_TASK PROMPT_. Locate each line containing the string "logo" and copy it out.

_Data excerpts_.
-.-.-
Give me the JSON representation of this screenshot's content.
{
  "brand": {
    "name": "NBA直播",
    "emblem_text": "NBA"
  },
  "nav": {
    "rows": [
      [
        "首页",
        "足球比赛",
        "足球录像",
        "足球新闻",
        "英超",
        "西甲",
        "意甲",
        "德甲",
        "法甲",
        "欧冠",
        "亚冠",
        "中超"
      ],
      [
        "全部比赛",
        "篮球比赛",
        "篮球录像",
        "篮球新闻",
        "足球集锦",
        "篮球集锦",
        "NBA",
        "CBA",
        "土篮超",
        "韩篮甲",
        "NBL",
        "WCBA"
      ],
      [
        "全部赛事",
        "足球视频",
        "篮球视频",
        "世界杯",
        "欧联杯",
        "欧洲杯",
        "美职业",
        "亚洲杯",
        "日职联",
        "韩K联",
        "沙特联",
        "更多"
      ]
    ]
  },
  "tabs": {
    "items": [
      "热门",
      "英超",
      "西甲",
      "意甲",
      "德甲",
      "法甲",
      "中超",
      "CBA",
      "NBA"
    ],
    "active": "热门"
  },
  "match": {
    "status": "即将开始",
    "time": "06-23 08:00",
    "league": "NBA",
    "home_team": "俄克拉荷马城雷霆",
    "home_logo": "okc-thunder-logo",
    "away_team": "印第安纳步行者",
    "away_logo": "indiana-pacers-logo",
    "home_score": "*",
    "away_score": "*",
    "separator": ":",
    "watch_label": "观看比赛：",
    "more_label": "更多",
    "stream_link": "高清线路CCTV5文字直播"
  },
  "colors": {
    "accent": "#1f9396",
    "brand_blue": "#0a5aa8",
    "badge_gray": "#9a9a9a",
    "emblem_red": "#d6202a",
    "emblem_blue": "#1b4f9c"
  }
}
-.-.-
_TASK SOLUTION_.
    "home_logo": "okc-thunder-logo",
    "away_logo": "indiana-pacers-logo",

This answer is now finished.